What the task requires: Each entry in the listing below should be restated word for word.

Items from a dataset:
--- Start ---

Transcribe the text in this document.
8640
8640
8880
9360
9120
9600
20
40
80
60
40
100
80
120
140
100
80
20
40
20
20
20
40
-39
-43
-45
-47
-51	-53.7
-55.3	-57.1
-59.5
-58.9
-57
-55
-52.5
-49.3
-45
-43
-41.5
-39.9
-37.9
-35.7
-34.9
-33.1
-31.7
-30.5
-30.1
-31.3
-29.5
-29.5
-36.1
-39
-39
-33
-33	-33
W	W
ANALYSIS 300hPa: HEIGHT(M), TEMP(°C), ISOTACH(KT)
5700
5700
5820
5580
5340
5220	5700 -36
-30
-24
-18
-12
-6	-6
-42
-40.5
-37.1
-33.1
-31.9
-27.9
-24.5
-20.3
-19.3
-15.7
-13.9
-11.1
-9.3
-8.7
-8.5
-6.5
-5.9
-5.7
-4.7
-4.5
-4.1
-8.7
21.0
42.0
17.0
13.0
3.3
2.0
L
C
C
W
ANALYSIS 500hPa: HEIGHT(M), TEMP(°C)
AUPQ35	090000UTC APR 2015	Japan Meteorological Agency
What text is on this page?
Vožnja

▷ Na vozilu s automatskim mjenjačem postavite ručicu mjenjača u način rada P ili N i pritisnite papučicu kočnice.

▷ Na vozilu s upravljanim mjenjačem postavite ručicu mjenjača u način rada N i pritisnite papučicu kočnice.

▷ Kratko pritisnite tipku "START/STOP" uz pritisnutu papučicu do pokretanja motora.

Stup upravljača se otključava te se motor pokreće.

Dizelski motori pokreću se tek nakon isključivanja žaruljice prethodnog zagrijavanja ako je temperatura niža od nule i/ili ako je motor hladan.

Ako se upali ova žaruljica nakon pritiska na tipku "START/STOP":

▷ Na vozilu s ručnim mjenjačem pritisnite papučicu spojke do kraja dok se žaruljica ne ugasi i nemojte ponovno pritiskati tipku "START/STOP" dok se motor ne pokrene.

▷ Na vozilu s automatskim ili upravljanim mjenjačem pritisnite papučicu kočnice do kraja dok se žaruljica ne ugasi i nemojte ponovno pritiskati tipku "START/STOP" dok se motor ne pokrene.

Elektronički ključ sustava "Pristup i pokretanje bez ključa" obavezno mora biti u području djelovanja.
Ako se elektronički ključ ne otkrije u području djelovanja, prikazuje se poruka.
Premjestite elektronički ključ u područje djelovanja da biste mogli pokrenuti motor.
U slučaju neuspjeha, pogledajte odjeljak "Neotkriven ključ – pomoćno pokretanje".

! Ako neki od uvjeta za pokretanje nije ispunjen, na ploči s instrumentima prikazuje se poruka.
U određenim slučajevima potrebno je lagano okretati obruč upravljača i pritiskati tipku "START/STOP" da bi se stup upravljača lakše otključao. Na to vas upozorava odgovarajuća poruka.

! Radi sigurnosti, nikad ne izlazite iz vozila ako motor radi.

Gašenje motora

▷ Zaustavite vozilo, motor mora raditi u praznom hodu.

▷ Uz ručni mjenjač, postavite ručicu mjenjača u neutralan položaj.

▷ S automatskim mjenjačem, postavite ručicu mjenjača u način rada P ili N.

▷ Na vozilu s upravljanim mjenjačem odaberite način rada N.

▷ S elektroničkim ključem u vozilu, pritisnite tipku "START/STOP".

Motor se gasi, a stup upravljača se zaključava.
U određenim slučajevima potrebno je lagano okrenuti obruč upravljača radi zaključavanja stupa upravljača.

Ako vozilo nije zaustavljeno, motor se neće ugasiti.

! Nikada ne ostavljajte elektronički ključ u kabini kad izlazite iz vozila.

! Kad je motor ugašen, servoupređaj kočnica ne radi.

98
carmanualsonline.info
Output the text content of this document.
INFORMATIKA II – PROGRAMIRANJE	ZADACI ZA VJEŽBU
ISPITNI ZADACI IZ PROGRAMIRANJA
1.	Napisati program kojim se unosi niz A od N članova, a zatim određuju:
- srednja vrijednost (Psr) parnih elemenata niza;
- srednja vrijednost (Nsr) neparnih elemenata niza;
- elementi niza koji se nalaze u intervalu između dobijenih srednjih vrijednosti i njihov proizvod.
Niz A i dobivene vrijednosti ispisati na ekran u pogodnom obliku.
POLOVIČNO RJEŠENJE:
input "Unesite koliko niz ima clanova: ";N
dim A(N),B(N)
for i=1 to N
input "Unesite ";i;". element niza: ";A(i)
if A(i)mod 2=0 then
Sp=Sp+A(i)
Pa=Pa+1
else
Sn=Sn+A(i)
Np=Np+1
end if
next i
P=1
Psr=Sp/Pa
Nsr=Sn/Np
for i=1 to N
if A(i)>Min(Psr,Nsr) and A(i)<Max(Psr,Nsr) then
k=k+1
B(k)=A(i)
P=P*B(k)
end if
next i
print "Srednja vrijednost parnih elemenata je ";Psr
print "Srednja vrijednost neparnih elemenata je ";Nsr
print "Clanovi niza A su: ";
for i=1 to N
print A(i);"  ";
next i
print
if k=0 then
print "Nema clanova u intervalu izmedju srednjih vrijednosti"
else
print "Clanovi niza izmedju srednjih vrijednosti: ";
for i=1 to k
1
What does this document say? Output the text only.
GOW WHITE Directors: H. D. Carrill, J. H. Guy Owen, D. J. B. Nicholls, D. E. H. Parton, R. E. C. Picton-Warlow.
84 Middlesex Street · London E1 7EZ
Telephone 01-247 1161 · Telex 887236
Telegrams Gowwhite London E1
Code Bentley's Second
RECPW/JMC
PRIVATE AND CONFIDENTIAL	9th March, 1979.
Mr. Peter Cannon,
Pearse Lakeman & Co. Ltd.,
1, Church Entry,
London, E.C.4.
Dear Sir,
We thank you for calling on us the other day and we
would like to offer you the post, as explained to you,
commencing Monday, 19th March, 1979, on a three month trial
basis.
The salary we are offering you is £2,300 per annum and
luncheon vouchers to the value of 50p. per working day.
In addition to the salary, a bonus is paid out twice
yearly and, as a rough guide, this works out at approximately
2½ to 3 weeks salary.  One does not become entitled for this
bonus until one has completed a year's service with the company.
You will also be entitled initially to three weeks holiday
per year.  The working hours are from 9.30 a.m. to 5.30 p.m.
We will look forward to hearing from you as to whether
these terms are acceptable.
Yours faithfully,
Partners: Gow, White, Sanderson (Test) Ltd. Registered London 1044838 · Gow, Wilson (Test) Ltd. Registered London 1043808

--- End ---

Worked answer:
Transcribe the text in this document.
8640
8640
8880
9360
9120
9600
20
40
80
60
40
100
80
120
140
100
80
20
40
20
20
20
40
-39
-43
-45
-47
-51	-53.7
-55.3	-57.1
-59.5
-58.9
-57
-55
-52.5
-49.3
-45
-43
-41.5
-39.9
-37.9
-35.7
-34.9
-33.1
-31.7
-30.5
-30.1
-31.3
-29.5
-29.5
-36.1
-39
-39
-33
-33	-33
W	W
ANALYSIS 300hPa: HEIGHT(M), TEMP(°C), ISOTACH(KT)
5700
5700
5820
5580
5340
5220	5700 -36
-30
-24
-18
-12
-6	-6
-42
-40.5
-37.1
-33.1
-31.9
-27.9
-24.5
-20.3
-19.3
-15.7
-13.9
-11.1
-9.3
-8.7
-8.5
-6.5
-5.9
-5.7
-4.7
-4.5
-4.1
-8.7
21.0
42.0
17.0
13.0
3.3
2.0
L
C
C
W
ANALYSIS 500hPa: HEIGHT(M), TEMP(°C)
AUPQ35	090000UTC APR 2015	Japan Meteorological Agency
What text is on this page?
Vožnja

▷ Na vozilu s automatskim mjenjačem postavite ručicu mjenjača u način rada P ili N i pritisnite papučicu kočnice.

▷ Na vozilu s upravljanim mjenjačem postavite ručicu mjenjača u način rada N i pritisnite papučicu kočnice.

▷ Kratko pritisnite tipku "START/STOP" uz pritisnutu papučicu do pokretanja motora.

Stup upravljača se otključava te se motor pokreće.

Dizelski motori pokreću se tek nakon isključivanja žaruljice prethodnog zagrijavanja ako je temperatura niža od nule i/ili ako je motor hladan.

Ako se upali ova žaruljica nakon pritiska na tipku "START/STOP":

▷ Na vozilu s ručnim mjenjačem pritisnite papučicu spojke do kraja dok se žaruljica ne ugasi i nemojte ponovno pritiskati tipku "START/STOP" dok se motor ne pokrene.

▷ Na vozilu s automatskim ili upravljanim mjenjačem pritisnite papučicu kočnice do kraja dok se žaruljica ne ugasi i nemojte ponovno pritiskati tipku "START/STOP" dok se motor ne pokrene.

Elektronički ključ sustava "Pristup i pokretanje bez ključa" obavezno mora biti u području djelovanja.
Ako se elektronički ključ ne otkrije u području djelovanja, prikazuje se poruka.
Premjestite elektronički ključ u područje djelovanja da biste mogli pokrenuti motor.
U slučaju neuspjeha, pogledajte odjeljak "Neotkriven ključ – pomoćno pokretanje".

! Ako neki od uvjeta za pokretanje nije ispunjen, na ploči s instrumentima prikazuje se poruka.
U određenim slučajevima potrebno je lagano okretati obruč upravljača i pritiskati tipku "START/STOP" da bi se stup upravljača lakše otključao. Na to vas upozorava odgovarajuća poruka.

! Radi sigurnosti, nikad ne izlazite iz vozila ako motor radi.

Gašenje motora

▷ Zaustavite vozilo, motor mora raditi u praznom hodu.

▷ Uz ručni mjenjač, postavite ručicu mjenjača u neutralan položaj.

▷ S automatskim mjenjačem, postavite ručicu mjenjača u način rada P ili N.

▷ Na vozilu s upravljanim mjenjačem odaberite način rada N.

▷ S elektroničkim ključem u vozilu, pritisnite tipku "START/STOP".

Motor se gasi, a stup upravljača se zaključava.
U određenim slučajevima potrebno je lagano okrenuti obruč upravljača radi zaključavanja stupa upravljača.

Ako vozilo nije zaustavljeno, motor se neće ugasiti.

! Nikada ne ostavljajte elektronički ključ u kabini kad izlazite iz vozila.

! Kad je motor ugašen, servoupređaj kočnica ne radi.

98
carmanualsonline.info
Output the text content of this document.
INFORMATIKA II – PROGRAMIRANJE	ZADACI ZA VJEŽBU
ISPITNI ZADACI IZ PROGRAMIRANJA
1.	Napisati program kojim se unosi niz A od N članova, a zatim određuju:
- srednja vrijednost (Psr) parnih elemenata niza;
- srednja vrijednost (Nsr) neparnih elemenata niza;
- elementi niza koji se nalaze u intervalu između dobijenih srednjih vrijednosti i njihov proizvod.
Niz A i dobivene vrijednosti ispisati na ekran u pogodnom obliku.
POLOVIČNO RJEŠENJE:
input "Unesite koliko niz ima clanova: ";N
dim A(N),B(N)
for i=1 to N
input "Unesite ";i;". element niza: ";A(i)
if A(i)mod 2=0 then
Sp=Sp+A(i)
Pa=Pa+1
else
Sn=Sn+A(i)
Np=Np+1
end if
next i
P=1
Psr=Sp/Pa
Nsr=Sn/Np
for i=1 to N
if A(i)>Min(Psr,Nsr) and A(i)<Max(Psr,Nsr) then
k=k+1
B(k)=A(i)
P=P*B(k)
end if
next i
print "Srednja vrijednost parnih elemenata je ";Psr
print "Srednja vrijednost neparnih elemenata je ";Nsr
print "Clanovi niza A su: ";
for i=1 to N
print A(i);"  ";
next i
print
if k=0 then
print "Nema clanova u intervalu izmedju srednjih vrijednosti"
else
print "Clanovi niza izmedju srednjih vrijednosti: ";
for i=1 to k
1
What does this document say? Output the text only.
GOW WHITE Directors: H. D. Carrill, J. H. Guy Owen, D. J. B. Nicholls, D. E. H. Parton, R. E. C. Picton-Warlow.
84 Middlesex Street · London E1 7EZ
Telephone 01-247 1161 · Telex 887236
Telegrams Gowwhite London E1
Code Bentley's Second
RECPW/JMC
PRIVATE AND CONFIDENTIAL	9th March, 1979.
Mr. Peter Cannon,
Pearse Lakeman & Co. Ltd.,
1, Church Entry,
London, E.C.4.
Dear Sir,
We thank you for calling on us the other day and we
would like to offer you the post, as explained to you,
commencing Monday, 19th March, 1979, on a three month trial
basis.
The salary we are offering you is £2,300 per annum and
luncheon vouchers to the value of 50p. per working day.
In addition to the salary, a bonus is paid out twice
yearly and, as a rough guide, this works out at approximately
2½ to 3 weeks salary.  One does not become entitled for this
bonus until one has completed a year's service with the company.
You will also be entitled initially to three weeks holiday
per year.  The working hours are from 9.30 a.m. to 5.30 p.m.
We will look forward to hearing from you as to whether
these terms are acceptable.
Yours faithfully,
Partners: Gow, White, Sanderson (Test) Ltd. Registered London 1044838 · Gow, Wilson (Test) Ltd. Registered London 1043808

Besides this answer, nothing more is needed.